Copy out, from the entries below, each line holding the string "LOROUX".

### [Data to use]
■ ■ ■ ■

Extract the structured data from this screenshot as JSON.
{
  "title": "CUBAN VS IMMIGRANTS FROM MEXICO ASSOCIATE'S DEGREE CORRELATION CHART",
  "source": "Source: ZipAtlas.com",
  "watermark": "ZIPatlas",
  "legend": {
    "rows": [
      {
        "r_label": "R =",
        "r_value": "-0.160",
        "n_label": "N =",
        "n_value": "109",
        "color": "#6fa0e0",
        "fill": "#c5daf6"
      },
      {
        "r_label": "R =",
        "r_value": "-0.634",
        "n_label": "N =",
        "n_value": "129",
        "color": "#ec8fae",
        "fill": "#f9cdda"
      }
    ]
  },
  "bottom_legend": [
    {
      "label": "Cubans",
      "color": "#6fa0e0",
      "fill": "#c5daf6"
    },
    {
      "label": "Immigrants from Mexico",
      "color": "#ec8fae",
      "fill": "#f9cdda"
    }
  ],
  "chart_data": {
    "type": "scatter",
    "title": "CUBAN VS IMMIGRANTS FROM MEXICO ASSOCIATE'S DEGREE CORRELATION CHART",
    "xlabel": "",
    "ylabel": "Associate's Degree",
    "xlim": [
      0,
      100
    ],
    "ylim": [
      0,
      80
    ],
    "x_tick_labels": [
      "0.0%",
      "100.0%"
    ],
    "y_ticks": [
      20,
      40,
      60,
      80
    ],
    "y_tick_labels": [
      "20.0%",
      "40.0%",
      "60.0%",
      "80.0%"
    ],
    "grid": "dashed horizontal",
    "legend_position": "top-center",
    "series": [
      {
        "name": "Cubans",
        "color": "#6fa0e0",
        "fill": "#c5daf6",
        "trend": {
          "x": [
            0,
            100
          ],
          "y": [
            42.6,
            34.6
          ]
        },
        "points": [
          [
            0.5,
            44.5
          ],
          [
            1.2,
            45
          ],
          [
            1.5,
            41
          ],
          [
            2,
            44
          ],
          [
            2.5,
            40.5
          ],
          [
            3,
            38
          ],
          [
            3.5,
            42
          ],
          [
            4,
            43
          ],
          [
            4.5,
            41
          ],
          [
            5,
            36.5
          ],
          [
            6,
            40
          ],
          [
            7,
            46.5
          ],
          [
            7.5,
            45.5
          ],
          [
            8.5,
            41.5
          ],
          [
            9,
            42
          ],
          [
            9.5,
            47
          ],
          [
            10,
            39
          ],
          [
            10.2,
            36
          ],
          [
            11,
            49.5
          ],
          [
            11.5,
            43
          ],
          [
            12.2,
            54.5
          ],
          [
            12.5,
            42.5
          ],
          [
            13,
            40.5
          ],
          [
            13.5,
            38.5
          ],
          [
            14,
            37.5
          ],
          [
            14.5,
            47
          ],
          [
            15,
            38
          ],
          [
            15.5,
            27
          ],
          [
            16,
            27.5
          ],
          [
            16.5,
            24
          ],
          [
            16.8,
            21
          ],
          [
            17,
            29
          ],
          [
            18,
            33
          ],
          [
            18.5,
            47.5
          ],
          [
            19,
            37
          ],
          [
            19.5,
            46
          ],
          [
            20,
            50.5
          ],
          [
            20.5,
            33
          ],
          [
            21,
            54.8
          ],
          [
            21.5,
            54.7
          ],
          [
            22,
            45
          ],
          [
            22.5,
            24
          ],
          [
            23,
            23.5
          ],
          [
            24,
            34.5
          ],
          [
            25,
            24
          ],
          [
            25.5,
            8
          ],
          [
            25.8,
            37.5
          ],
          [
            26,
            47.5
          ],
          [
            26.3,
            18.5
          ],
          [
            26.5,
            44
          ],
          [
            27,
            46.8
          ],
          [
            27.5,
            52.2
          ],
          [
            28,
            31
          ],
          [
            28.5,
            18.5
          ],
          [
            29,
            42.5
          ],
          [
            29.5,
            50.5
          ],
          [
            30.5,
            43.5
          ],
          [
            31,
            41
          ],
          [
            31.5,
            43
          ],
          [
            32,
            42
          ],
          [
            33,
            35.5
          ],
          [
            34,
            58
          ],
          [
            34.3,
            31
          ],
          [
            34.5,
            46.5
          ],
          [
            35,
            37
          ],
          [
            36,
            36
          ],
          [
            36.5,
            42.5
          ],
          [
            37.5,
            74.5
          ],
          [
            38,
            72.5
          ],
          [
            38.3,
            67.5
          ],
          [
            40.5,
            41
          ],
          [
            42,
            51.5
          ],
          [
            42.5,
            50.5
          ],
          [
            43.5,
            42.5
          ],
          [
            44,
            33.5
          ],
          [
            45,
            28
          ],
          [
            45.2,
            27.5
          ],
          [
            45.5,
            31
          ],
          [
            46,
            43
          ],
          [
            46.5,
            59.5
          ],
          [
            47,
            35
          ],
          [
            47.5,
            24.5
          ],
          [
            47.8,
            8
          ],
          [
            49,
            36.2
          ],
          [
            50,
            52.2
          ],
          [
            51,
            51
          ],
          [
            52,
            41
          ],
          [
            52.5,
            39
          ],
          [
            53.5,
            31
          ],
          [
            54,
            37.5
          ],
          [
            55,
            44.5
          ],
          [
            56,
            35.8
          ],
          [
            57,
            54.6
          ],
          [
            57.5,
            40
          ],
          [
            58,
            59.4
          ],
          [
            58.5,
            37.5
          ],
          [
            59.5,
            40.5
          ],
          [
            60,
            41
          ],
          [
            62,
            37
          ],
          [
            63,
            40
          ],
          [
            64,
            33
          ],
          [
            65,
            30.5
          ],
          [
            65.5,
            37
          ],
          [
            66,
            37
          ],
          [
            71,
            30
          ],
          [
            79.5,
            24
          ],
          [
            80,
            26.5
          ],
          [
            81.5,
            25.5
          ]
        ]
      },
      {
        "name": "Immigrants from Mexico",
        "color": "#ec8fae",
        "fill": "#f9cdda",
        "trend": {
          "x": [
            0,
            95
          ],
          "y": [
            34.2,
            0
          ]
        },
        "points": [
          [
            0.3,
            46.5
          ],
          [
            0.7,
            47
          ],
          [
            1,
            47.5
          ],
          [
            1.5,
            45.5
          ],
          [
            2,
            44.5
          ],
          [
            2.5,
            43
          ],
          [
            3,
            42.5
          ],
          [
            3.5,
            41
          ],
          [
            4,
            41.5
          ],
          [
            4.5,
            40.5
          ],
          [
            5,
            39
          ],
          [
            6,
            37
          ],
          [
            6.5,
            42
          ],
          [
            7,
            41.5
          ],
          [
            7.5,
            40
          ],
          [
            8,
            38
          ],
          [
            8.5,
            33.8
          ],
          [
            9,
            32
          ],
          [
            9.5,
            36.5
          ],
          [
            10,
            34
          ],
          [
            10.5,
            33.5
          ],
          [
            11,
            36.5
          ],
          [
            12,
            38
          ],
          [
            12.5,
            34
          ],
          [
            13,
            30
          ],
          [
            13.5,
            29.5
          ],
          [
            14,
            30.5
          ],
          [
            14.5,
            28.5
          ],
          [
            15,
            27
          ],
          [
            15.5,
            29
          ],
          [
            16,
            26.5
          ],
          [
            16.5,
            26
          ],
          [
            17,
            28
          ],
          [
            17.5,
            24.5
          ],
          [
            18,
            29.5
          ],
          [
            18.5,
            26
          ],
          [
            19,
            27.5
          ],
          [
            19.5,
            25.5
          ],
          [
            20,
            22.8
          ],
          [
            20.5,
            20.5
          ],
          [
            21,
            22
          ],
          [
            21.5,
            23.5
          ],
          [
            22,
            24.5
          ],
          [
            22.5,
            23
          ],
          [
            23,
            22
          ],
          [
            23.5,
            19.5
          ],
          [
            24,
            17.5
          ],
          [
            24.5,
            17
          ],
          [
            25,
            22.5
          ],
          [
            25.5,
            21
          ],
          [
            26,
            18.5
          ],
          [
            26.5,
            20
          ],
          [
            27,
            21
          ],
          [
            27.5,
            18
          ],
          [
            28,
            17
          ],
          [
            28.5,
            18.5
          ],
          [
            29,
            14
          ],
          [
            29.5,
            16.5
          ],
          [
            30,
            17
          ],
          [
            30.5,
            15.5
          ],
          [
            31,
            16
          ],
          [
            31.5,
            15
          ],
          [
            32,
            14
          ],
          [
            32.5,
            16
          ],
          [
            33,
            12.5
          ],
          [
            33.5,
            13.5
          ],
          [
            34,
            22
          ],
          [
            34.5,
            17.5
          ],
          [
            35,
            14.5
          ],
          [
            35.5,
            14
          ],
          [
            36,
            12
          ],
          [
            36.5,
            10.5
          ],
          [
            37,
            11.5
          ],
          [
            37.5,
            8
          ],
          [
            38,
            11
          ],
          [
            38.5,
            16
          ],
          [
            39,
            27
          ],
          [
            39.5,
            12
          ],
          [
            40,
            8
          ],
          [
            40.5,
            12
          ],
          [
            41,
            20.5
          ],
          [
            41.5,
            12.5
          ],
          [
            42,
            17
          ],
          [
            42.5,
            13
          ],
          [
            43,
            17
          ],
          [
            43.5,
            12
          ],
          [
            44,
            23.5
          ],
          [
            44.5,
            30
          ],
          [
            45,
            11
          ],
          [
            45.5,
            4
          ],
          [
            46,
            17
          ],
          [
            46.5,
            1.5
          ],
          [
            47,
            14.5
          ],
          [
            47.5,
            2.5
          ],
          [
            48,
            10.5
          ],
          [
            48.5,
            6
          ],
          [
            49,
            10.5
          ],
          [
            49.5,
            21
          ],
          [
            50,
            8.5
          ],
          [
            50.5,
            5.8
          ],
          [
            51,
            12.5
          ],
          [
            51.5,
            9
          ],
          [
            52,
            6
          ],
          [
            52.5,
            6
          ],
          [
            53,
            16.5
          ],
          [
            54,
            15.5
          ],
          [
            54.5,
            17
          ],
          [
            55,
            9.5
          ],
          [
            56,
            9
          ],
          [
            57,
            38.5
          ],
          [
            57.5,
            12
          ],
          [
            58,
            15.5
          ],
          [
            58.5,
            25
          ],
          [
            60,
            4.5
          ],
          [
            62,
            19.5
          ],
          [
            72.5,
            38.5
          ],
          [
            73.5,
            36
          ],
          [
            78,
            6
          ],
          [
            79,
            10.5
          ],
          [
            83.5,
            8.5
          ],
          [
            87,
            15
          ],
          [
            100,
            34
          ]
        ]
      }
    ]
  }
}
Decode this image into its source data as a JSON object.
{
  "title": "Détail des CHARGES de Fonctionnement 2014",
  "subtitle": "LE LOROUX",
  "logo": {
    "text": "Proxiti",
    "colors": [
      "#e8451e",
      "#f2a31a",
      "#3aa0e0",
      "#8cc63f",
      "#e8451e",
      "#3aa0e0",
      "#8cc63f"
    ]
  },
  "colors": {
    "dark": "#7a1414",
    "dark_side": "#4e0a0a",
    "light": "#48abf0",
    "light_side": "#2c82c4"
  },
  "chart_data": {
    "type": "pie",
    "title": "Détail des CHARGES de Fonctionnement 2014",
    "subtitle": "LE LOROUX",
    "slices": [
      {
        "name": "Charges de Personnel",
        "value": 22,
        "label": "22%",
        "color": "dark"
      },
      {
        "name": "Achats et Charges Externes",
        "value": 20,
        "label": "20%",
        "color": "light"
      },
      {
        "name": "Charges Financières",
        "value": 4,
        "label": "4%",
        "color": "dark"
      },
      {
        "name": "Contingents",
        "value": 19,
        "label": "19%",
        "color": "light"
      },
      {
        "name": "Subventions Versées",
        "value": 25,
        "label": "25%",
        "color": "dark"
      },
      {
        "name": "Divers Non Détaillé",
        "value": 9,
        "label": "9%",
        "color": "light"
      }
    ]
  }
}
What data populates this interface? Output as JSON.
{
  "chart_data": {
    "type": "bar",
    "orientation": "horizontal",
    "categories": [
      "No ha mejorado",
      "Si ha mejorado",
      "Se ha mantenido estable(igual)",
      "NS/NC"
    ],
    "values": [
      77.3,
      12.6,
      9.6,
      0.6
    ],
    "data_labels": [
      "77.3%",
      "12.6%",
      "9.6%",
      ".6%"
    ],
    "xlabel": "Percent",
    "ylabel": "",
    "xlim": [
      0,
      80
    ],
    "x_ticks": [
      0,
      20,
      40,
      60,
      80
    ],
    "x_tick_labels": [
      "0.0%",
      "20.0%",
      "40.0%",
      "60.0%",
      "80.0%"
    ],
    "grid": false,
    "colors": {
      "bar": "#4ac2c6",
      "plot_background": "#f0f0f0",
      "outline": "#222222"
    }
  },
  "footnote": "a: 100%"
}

■ ■ ■ ■

### [Final result]
  "subtitle": "LE LOROUX",
    "subtitle": "LE LOROUX",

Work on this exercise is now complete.